_Do this_
Tally all lines containing the word "retweets". Give the number alone.

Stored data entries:
────────────────────

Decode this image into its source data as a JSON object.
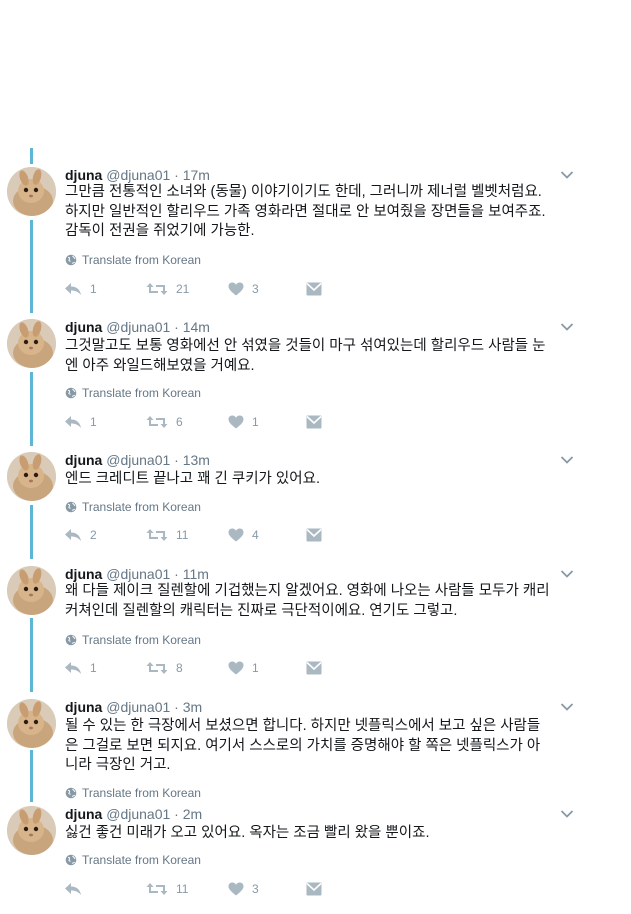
{
  "colors": {
    "accent_thread": "#5eb6d6",
    "icon_gray": "#8899a6",
    "text_gray": "#657786"
  },
  "tweets": [
    {
      "name": "djuna",
      "handle": "@djuna01",
      "separator": "·",
      "time": "17m",
      "lines": [
        "그만큼 전통적인 소녀와 (동물) 이야기이기도 한데, 그러니까 제너럴 벨벳처럼요.",
        "하지만 일반적인 할리우드 가족 영화라면 절대로 안 보여줬을 장면들을 보여주죠.",
        "감독이 전권을 쥐었기에 가능한."
      ],
      "translate_label": "Translate from Korean",
      "replies": "1",
      "retweets": "21",
      "likes": "3"
    },
    {
      "name": "djuna",
      "handle": "@djuna01",
      "separator": "·",
      "time": "14m",
      "lines": [
        "그것말고도 보통 영화에선 안 섞였을 것들이 마구 섞여있는데 할리우드 사람들 눈",
        "엔 아주 와일드해보였을 거예요."
      ],
      "translate_label": "Translate from Korean",
      "replies": "1",
      "retweets": "6",
      "likes": "1"
    },
    {
      "name": "djuna",
      "handle": "@djuna01",
      "separator": "·",
      "time": "13m",
      "lines": [
        "엔드 크레디트 끝나고 꽤 긴 쿠키가 있어요."
      ],
      "translate_label": "Translate from Korean",
      "replies": "2",
      "retweets": "11",
      "likes": "4"
    },
    {
      "name": "djuna",
      "handle": "@djuna01",
      "separator": "·",
      "time": "11m",
      "lines": [
        "왜 다들 제이크 질렌할에 기겁했는지 알겠어요. 영화에 나오는 사람들 모두가 캐리",
        "커쳐인데 질렌할의 캐릭터는 진짜로 극단적이에요. 연기도 그렇고."
      ],
      "translate_label": "Translate from Korean",
      "replies": "1",
      "retweets": "8",
      "likes": "1"
    },
    {
      "name": "djuna",
      "handle": "@djuna01",
      "separator": "·",
      "time": "3m",
      "lines": [
        "될 수 있는 한 극장에서 보셨으면 합니다. 하지만 넷플릭스에서 보고 싶은 사람들",
        "은 그걸로 보면 되지요. 여기서 스스로의 가치를 증명해야 할 쪽은 넷플릭스가 아",
        "니라 극장인 거고."
      ],
      "translate_label": "Translate from Korean",
      "replies": "",
      "retweets": "",
      "likes": ""
    },
    {
      "name": "djuna",
      "handle": "@djuna01",
      "separator": "·",
      "time": "2m",
      "lines": [
        "싫건 좋건 미래가 오고 있어요. 옥자는 조금 빨리 왔을 뿐이죠."
      ],
      "translate_label": "Translate from Korean",
      "replies": "",
      "retweets": "11",
      "likes": "3"
    }
  ]
}
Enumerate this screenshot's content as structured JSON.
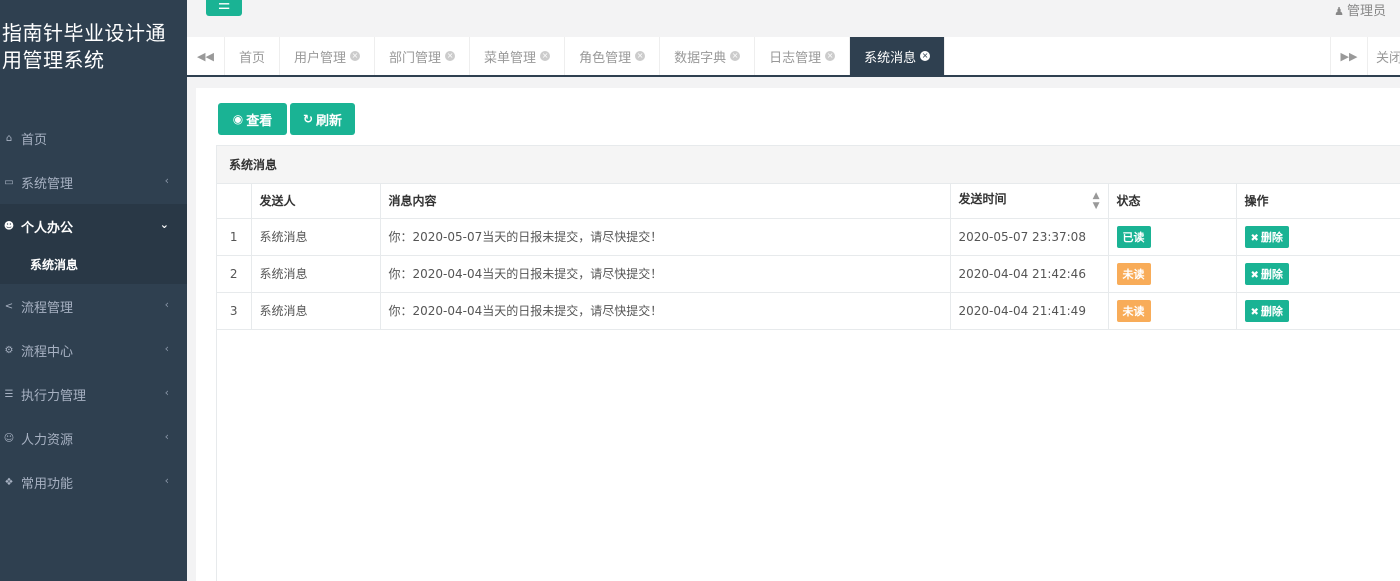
{
  "brand": {
    "line1": "指南针毕业设计通",
    "line2": "用管理系统"
  },
  "topbar": {
    "user_label": "管理员"
  },
  "sidebar": {
    "items": [
      {
        "label": "首页",
        "icon": "home-icon"
      },
      {
        "label": "系统管理",
        "icon": "monitor-icon"
      },
      {
        "label": "个人办公",
        "icon": "users-icon"
      },
      {
        "label": "流程管理",
        "icon": "share-icon"
      },
      {
        "label": "流程中心",
        "icon": "gear-icon"
      },
      {
        "label": "执行力管理",
        "icon": "list-icon"
      },
      {
        "label": "人力资源",
        "icon": "user-plus-icon"
      },
      {
        "label": "常用功能",
        "icon": "cubes-icon"
      }
    ],
    "sub_item": "系统消息"
  },
  "tabs": [
    {
      "label": "首页"
    },
    {
      "label": "用户管理"
    },
    {
      "label": "部门管理"
    },
    {
      "label": "菜单管理"
    },
    {
      "label": "角色管理"
    },
    {
      "label": "数据字典"
    },
    {
      "label": "日志管理"
    },
    {
      "label": "系统消息"
    }
  ],
  "close_tabs_label": "关闭",
  "toolbar": {
    "view_label": "查看",
    "refresh_label": "刷新"
  },
  "panel": {
    "title": "系统消息"
  },
  "table": {
    "headers": [
      "",
      "发送人",
      "消息内容",
      "发送时间",
      "状态",
      "操作"
    ],
    "rows": [
      {
        "index": "1",
        "sender": "系统消息",
        "content": "你：2020-05-07当天的日报未提交，请尽快提交！",
        "time": "2020-05-07 23:37:08",
        "status": "已读",
        "action": "删除"
      },
      {
        "index": "2",
        "sender": "系统消息",
        "content": "你：2020-04-04当天的日报未提交，请尽快提交！",
        "time": "2020-04-04 21:42:46",
        "status": "未读",
        "action": "删除"
      },
      {
        "index": "3",
        "sender": "系统消息",
        "content": "你：2020-04-04当天的日报未提交，请尽快提交！",
        "time": "2020-04-04 21:41:49",
        "status": "未读",
        "action": "删除"
      }
    ]
  },
  "colors": {
    "sidebar_bg": "#2f4050",
    "accent": "#1ab394",
    "warning": "#f8ac59"
  }
}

────────────────────

_Completed task_
6